* Begin Text extract *

It’s a candy that we eat in birthday parties. All kids love it

1 can of condensed milk (395 grams)
3 tablespoon of powder chocolate
1 tablespoon of butter or margarine
1 cup of granulated chocolate (to decorate)
butter to use on your hands (it’s easier to make the small balls)

In a pan put the condensed milk, powder chocolate and butter. Stir well and use low heat, Stir all the time until you can see the bottom of the pan, usually 10 minutes. Remove the mixture from heat and place in a plate coated with butter. Let it cool completed. Make small ball and roll the ball on the granulated chocolate.
40 candies

Beijinho

1 can condensed milk (395 grams)
1 tablespoon butter (margarine)
4 tablespoon coconut flake
Coconut flake to decorate
butter to use on your hands

In a pan put condensed milk and butter, stir well and use low heat, stir all the time until you can see the bottom of the pan. Remove the mixture from heat and add coconut. Mix well. Place the mixture in a plate coated with butter. Let it cool completely. Make small balls and roll the ball on the coconut flake.
40 candies


Pudim de Leite Moça (Flan)

* End Text extract *

Exercise tasks
- a) In the candy recipes, how long does stirring the chocolate mixture usually take?
- b) Summarize the candy recipes in two sentences.
- c) Echo the candy recipes, starting at "3 tablespoon of" and ending at "tablespoon butter (margarine)".

* Begin Entries shown *

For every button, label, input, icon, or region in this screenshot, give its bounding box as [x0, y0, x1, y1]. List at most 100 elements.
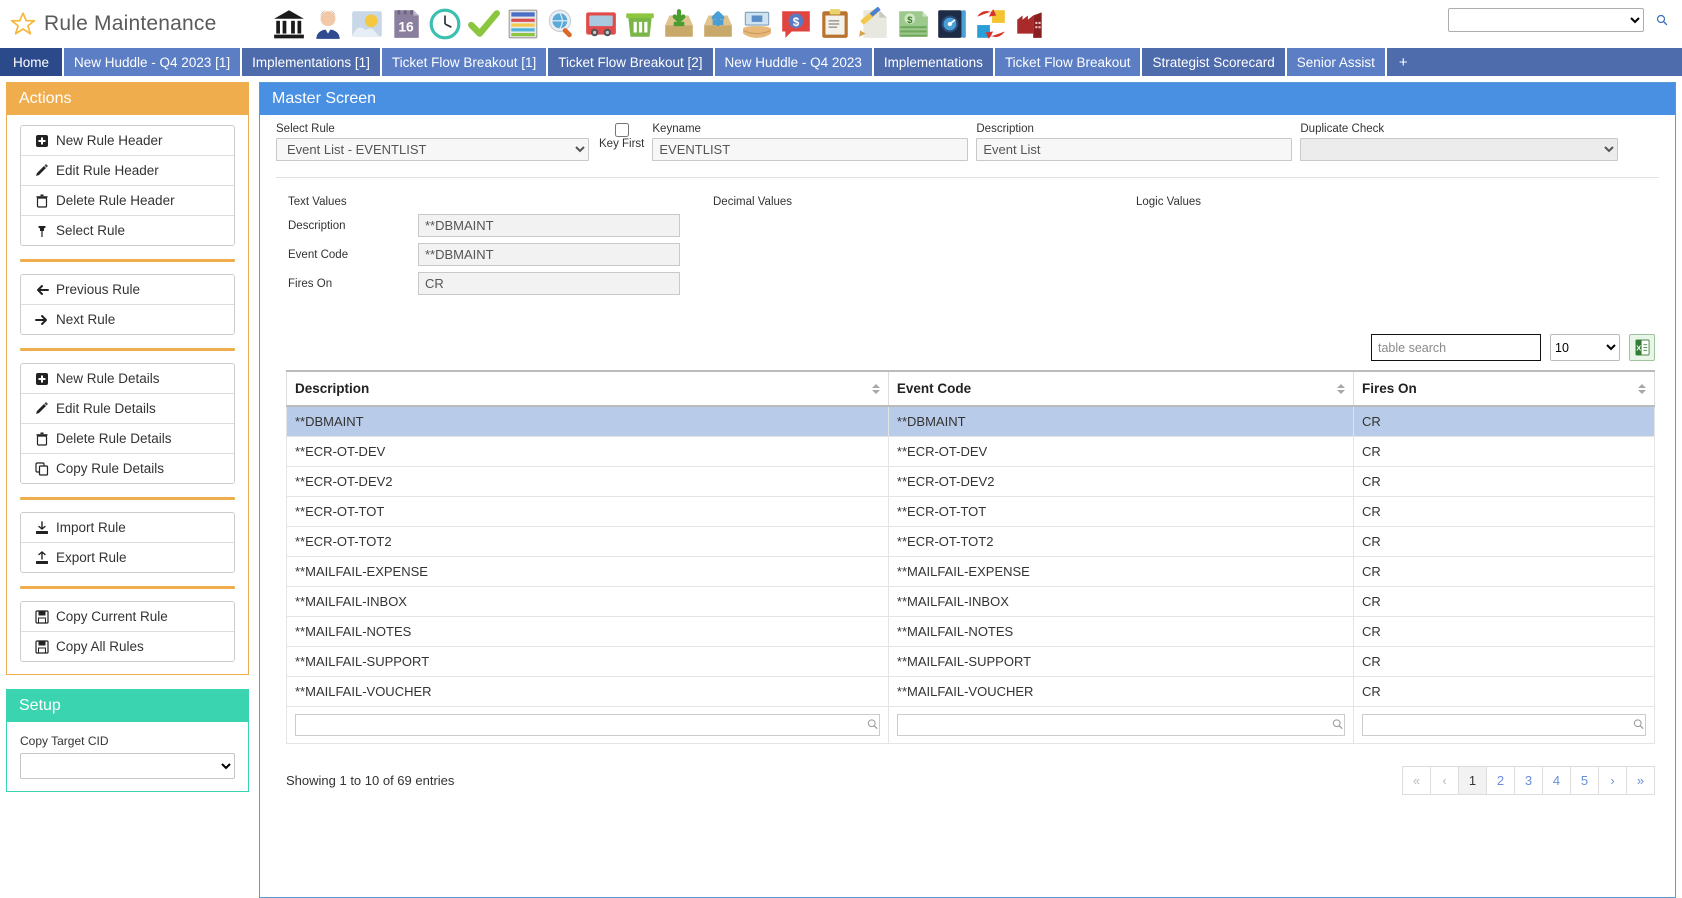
pagination-button-›[interactable]: ›	[1598, 766, 1627, 795]
column-header-fires-on[interactable]: Fires On	[1354, 371, 1655, 406]
tab-8[interactable]: Strategist Scorecard	[1142, 48, 1286, 76]
value-row-event-code: Event Code	[288, 243, 680, 266]
setup-panel-title: Setup	[7, 690, 248, 722]
page-length-select[interactable]: 102550100	[1550, 334, 1620, 361]
column-header-description[interactable]: Description	[287, 371, 889, 406]
action-previous-rule[interactable]: Previous Rule	[21, 275, 234, 305]
actions-panel: Actions New Rule Header Edit Rule Header D…	[6, 82, 249, 675]
table-row[interactable]: **DBMAINT**DBMAINTCR	[287, 406, 1655, 437]
action-delete-rule-header[interactable]: Delete Rule Header	[21, 186, 234, 216]
table-row[interactable]: **MAILFAIL-EXPENSE**MAILFAIL-EXPENSECR	[287, 557, 1655, 587]
table-row[interactable]: **ECR-OT-DEV**ECR-OT-DEVCR	[287, 437, 1655, 467]
inbox-upload-icon[interactable]	[701, 7, 735, 41]
pagination-button-2[interactable]: 2	[1486, 766, 1515, 795]
action-edit-rule-header[interactable]: Edit Rule Header	[21, 156, 234, 186]
action-copy-all-rules[interactable]: Copy All Rules	[21, 632, 234, 661]
inbox-download-icon[interactable]	[662, 7, 696, 41]
group-separator	[20, 497, 235, 500]
calendar-icon[interactable]: 16	[389, 7, 423, 41]
table-row[interactable]: **ECR-OT-TOT2**ECR-OT-TOT2CR	[287, 527, 1655, 557]
clipboard-icon[interactable]	[818, 7, 852, 41]
action-select-rule[interactable]: Select Rule	[21, 216, 234, 245]
tab-4[interactable]: Ticket Flow Breakout [2]	[548, 48, 714, 76]
tab-0[interactable]: Home	[0, 48, 64, 76]
global-search-input[interactable]	[1448, 8, 1644, 32]
pin-icon	[35, 224, 49, 238]
tab-1[interactable]: New Huddle - Q4 2023 [1]	[64, 48, 242, 76]
clock-icon[interactable]	[428, 7, 462, 41]
pagination-button-4[interactable]: 4	[1542, 766, 1571, 795]
delivery-truck-icon[interactable]	[584, 7, 618, 41]
action-label: Copy Current Rule	[56, 609, 168, 624]
value-row-input[interactable]	[418, 214, 680, 237]
key-first-checkbox[interactable]	[615, 123, 629, 137]
duplicate-check-dropdown[interactable]	[1300, 138, 1618, 161]
keyname-input[interactable]	[652, 138, 968, 161]
pagination-button-»[interactable]: »	[1626, 766, 1655, 795]
bank-icon[interactable]	[272, 7, 306, 41]
action-new-rule-header[interactable]: New Rule Header	[21, 126, 234, 156]
pagination-button-3[interactable]: 3	[1514, 766, 1543, 795]
action-delete-rule-details[interactable]: Delete Rule Details	[21, 424, 234, 454]
cash-hands-icon[interactable]	[740, 7, 774, 41]
copy-target-cid-select[interactable]	[20, 753, 235, 779]
action-edit-rule-details[interactable]: Edit Rule Details	[21, 394, 234, 424]
column-filter-input-2[interactable]	[1362, 714, 1646, 736]
key-first-field: Key First	[599, 123, 644, 150]
search-button[interactable]	[1650, 8, 1674, 32]
weather-icon[interactable]	[350, 7, 384, 41]
checkmark-icon[interactable]	[467, 7, 501, 41]
add-tab-button[interactable]: +	[1387, 48, 1420, 76]
action-new-rule-details[interactable]: New Rule Details	[21, 364, 234, 394]
pagination-button-1[interactable]: 1	[1458, 766, 1487, 795]
tab-5[interactable]: New Huddle - Q4 2023	[715, 48, 874, 76]
column-filter-input-1[interactable]	[897, 714, 1345, 736]
column-header-event-code[interactable]: Event Code	[888, 371, 1353, 406]
filter-cell-2	[1354, 707, 1655, 744]
table-row[interactable]: **MAILFAIL-NOTES**MAILFAIL-NOTESCR	[287, 617, 1655, 647]
value-row-input[interactable]	[418, 243, 680, 266]
excel-export-button[interactable]: X	[1629, 334, 1655, 361]
description-input[interactable]	[976, 138, 1292, 161]
cell-description: **MAILFAIL-NOTES	[287, 617, 889, 647]
factory-icon[interactable]	[1013, 7, 1047, 41]
table-row[interactable]: **MAILFAIL-VOUCHER**MAILFAIL-VOUCHERCR	[287, 677, 1655, 707]
cell-event-code: **ECR-OT-DEV	[888, 437, 1353, 467]
action-copy-rule-details[interactable]: Copy Rule Details	[21, 454, 234, 483]
spreadsheet-icon[interactable]	[506, 7, 540, 41]
table-search-input[interactable]	[1371, 334, 1541, 361]
table-row[interactable]: **ECR-OT-TOT**ECR-OT-TOTCR	[287, 497, 1655, 527]
table-row[interactable]: **MAILFAIL-INBOX**MAILFAIL-INBOXCR	[287, 587, 1655, 617]
pagination-button-5[interactable]: 5	[1570, 766, 1599, 795]
action-label: Delete Rule Details	[56, 431, 172, 446]
action-label: Edit Rule Header	[56, 163, 159, 178]
decimal-values-header: Decimal Values	[713, 196, 792, 208]
tab-9[interactable]: Senior Assist	[1287, 48, 1387, 76]
pencil-note-icon[interactable]	[857, 7, 891, 41]
svg-text:$: $	[907, 15, 913, 26]
excel-export-icon: X	[1635, 339, 1650, 356]
action-next-rule[interactable]: Next Rule	[21, 305, 234, 334]
table-row[interactable]: **ECR-OT-DEV2**ECR-OT-DEV2CR	[287, 467, 1655, 497]
tab-6[interactable]: Implementations	[874, 48, 995, 76]
dollar-chat-icon[interactable]: $	[779, 7, 813, 41]
select-rule-dropdown[interactable]: Event List - EVENTLIST	[276, 138, 589, 161]
actions-panel-title: Actions	[7, 83, 248, 115]
tab-3[interactable]: Ticket Flow Breakout [1]	[382, 48, 548, 76]
action-copy-current-rule[interactable]: Copy Current Rule	[21, 602, 234, 632]
tab-2[interactable]: Implementations [1]	[242, 48, 382, 76]
trash-basket-icon[interactable]	[623, 7, 657, 41]
text-values-header: Text Values	[288, 196, 347, 208]
magnifier-globe-icon[interactable]	[545, 7, 579, 41]
table-row[interactable]: **MAILFAIL-SUPPORT**MAILFAIL-SUPPORTCR	[287, 647, 1655, 677]
action-import-rule[interactable]: Import Rule	[21, 513, 234, 543]
sync-swap-icon[interactable]	[974, 7, 1008, 41]
user-icon[interactable]	[311, 7, 345, 41]
column-filter-input-0[interactable]	[295, 714, 880, 736]
action-export-rule[interactable]: Export Rule	[21, 543, 234, 572]
value-row-input[interactable]	[418, 272, 680, 295]
cell-fires-on: CR	[1354, 647, 1655, 677]
gauge-book-icon[interactable]	[935, 7, 969, 41]
tab-7[interactable]: Ticket Flow Breakout	[995, 48, 1143, 76]
money-stack-icon[interactable]: $	[896, 7, 930, 41]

* End Entries shown *

Exercise results
- a) Usually 10 minutes.

- b) The first candy, which is eaten at birthday parties, is made by stirring condensed milk, powdered chocolate and butter over low heat until the bottom of the pan shows, then cooling the mixture, forming small balls and rolling them in granulated chocolate. Beijinho follows a similar method with condensed milk and butter, with coconut flake mixed in after heating and used to coat the balls, and each recipe makes 40 candies.

- c)
3 tablespoon of powder chocolate
1 tablespoon of butter or margarine
1 cup of granulated chocolate (to decorate)
butter to use on your hands (it’s easier to make the small balls)

In a pan put the condensed milk, powder chocolate and butter. Stir well and use low heat, Stir all the time until you can see the bottom of the pan, usually 10 minutes. Remove the mixture from heat and place in a plate coated with butter. Let it cool completed. Make small ball and roll the ball on the granulated chocolate.
40 candies

Beijinho

1 can condensed milk (395 grams)
1 tablespoon butter (margarine)